Collection entries
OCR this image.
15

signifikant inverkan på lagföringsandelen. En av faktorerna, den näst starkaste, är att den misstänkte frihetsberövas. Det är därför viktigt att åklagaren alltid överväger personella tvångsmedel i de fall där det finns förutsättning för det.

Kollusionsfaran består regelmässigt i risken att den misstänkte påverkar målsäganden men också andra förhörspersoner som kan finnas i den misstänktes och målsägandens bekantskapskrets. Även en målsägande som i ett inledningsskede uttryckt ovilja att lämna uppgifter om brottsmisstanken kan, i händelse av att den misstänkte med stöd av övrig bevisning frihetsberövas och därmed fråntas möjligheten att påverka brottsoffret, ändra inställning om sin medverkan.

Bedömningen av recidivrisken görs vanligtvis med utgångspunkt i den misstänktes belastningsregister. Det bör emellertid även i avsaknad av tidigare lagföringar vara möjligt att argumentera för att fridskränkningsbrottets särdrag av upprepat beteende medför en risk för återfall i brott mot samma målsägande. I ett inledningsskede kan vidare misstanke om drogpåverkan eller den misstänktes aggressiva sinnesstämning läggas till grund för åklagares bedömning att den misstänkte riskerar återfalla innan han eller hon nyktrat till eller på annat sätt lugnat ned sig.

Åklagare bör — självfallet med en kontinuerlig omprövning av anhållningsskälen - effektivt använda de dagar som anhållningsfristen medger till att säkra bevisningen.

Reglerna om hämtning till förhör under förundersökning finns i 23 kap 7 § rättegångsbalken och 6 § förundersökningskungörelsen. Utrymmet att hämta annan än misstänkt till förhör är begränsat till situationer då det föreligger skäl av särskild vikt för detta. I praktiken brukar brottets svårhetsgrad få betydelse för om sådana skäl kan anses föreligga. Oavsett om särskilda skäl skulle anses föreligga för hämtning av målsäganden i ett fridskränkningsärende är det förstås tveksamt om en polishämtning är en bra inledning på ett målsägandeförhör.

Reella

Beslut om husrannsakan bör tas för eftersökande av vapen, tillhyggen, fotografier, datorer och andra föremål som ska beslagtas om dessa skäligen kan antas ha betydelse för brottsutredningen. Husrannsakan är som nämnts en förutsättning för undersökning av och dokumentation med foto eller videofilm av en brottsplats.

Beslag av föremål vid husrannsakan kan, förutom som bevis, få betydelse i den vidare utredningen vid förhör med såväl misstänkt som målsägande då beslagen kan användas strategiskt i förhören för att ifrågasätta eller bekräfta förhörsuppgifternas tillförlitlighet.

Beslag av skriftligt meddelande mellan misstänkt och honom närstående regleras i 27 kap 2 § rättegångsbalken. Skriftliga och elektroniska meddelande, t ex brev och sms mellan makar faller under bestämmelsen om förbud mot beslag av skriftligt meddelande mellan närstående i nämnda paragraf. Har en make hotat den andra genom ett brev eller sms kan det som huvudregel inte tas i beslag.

▶ **EXERCISE BRIEF**
Your answer must consist of every line above, reproduced exactly.

▶ **REPLY TO THE TASK**
OCR this image.
15

signifikant inverkan på lagföringsandelen. En av faktorerna, den näst starkaste, är att den misstänkte frihetsberövas. Det är därför viktigt att åklagaren alltid överväger personella tvångsmedel i de fall där det finns förutsättning för det.

Kollusionsfaran består regelmässigt i risken att den misstänkte påverkar målsäganden men också andra förhörspersoner som kan finnas i den misstänktes och målsägandens bekantskapskrets. Även en målsägande som i ett inledningsskede uttryckt ovilja att lämna uppgifter om brottsmisstanken kan, i händelse av att den misstänkte med stöd av övrig bevisning frihetsberövas och därmed fråntas möjligheten att påverka brottsoffret, ändra inställning om sin medverkan.

Bedömningen av recidivrisken görs vanligtvis med utgångspunkt i den misstänktes belastningsregister. Det bör emellertid även i avsaknad av tidigare lagföringar vara möjligt att argumentera för att fridskränkningsbrottets särdrag av upprepat beteende medför en risk för återfall i brott mot samma målsägande. I ett inledningsskede kan vidare misstanke om drogpåverkan eller den misstänktes aggressiva sinnesstämning läggas till grund för åklagares bedömning att den misstänkte riskerar återfalla innan han eller hon nyktrat till eller på annat sätt lugnat ned sig.

Åklagare bör — självfallet med en kontinuerlig omprövning av anhållningsskälen - effektivt använda de dagar som anhållningsfristen medger till att säkra bevisningen.

Reglerna om hämtning till förhör under förundersökning finns i 23 kap 7 § rättegångsbalken och 6 § förundersökningskungörelsen. Utrymmet att hämta annan än misstänkt till förhör är begränsat till situationer då det föreligger skäl av särskild vikt för detta. I praktiken brukar brottets svårhetsgrad få betydelse för om sådana skäl kan anses föreligga. Oavsett om särskilda skäl skulle anses föreligga för hämtning av målsäganden i ett fridskränkningsärende är det förstås tveksamt om en polishämtning är en bra inledning på ett målsägandeförhör.

Reella

Beslut om husrannsakan bör tas för eftersökande av vapen, tillhyggen, fotografier, datorer och andra föremål som ska beslagtas om dessa skäligen kan antas ha betydelse för brottsutredningen. Husrannsakan är som nämnts en förutsättning för undersökning av och dokumentation med foto eller videofilm av en brottsplats.

Beslag av föremål vid husrannsakan kan, förutom som bevis, få betydelse i den vidare utredningen vid förhör med såväl misstänkt som målsägande då beslagen kan användas strategiskt i förhören för att ifrågasätta eller bekräfta förhörsuppgifternas tillförlitlighet.

Beslag av skriftligt meddelande mellan misstänkt och honom närstående regleras i 27 kap 2 § rättegångsbalken. Skriftliga och elektroniska meddelande, t ex brev och sms mellan makar faller under bestämmelsen om förbud mot beslag av skriftligt meddelande mellan närstående i nämnda paragraf. Har en make hotat den andra genom ett brev eller sms kan det som huvudregel inte tas i beslag.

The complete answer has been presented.